* Assigned task: Pick out all lines of the entries that include the word "title" and copy them.

BEGIN

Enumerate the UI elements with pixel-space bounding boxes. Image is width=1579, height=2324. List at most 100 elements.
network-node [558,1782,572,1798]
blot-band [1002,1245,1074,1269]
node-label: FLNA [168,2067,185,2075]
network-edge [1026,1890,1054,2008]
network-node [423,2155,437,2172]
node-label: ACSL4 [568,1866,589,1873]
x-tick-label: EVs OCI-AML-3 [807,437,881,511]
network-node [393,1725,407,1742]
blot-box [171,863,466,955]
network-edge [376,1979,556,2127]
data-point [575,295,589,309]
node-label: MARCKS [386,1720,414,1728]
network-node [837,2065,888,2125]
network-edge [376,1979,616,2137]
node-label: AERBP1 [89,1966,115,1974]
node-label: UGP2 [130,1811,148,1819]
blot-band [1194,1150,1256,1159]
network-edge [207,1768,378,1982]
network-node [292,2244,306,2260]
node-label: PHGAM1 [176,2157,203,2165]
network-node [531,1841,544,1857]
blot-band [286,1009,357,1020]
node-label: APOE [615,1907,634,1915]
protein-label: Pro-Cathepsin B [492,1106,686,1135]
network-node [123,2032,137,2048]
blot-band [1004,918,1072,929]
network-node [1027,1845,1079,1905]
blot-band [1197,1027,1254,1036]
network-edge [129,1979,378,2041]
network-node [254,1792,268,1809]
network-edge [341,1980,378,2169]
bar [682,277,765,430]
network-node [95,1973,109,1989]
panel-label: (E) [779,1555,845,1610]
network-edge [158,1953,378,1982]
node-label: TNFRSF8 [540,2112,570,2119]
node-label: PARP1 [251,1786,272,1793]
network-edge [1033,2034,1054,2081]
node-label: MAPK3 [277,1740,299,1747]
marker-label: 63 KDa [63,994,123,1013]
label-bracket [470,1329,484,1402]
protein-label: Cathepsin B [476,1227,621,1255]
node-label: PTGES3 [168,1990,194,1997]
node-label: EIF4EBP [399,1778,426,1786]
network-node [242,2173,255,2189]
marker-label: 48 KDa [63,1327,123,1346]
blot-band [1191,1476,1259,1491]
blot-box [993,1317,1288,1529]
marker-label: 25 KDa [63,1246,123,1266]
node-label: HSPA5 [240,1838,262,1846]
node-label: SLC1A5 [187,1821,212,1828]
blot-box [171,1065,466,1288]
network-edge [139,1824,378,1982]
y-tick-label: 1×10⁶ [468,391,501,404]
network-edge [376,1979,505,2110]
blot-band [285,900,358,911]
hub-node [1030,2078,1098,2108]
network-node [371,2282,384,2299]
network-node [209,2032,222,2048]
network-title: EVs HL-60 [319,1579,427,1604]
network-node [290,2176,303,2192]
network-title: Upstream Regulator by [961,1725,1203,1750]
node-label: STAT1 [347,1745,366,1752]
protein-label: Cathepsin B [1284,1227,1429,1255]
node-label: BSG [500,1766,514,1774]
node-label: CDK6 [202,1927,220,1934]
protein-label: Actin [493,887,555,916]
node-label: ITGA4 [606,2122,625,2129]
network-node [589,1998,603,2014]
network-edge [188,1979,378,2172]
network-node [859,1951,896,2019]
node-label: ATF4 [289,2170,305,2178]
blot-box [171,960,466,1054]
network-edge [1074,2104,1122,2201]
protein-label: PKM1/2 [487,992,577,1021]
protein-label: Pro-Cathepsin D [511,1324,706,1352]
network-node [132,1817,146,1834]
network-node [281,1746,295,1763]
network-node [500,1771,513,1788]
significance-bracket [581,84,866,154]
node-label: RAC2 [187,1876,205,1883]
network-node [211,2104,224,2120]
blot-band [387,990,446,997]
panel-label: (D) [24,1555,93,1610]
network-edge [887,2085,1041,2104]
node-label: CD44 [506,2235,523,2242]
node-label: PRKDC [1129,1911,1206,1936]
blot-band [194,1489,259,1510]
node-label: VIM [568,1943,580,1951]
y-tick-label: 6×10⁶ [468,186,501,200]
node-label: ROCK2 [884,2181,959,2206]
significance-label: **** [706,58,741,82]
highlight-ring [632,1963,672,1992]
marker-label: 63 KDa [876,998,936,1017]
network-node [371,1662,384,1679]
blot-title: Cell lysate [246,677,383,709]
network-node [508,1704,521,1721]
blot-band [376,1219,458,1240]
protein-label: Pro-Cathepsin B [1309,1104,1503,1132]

END

* Task response:
network-title: EVs HL-60 [319,1579,427,1604]
network-title: Upstream Regulator by [961,1725,1203,1750]
blot-title: Cell lysate [246,677,383,709]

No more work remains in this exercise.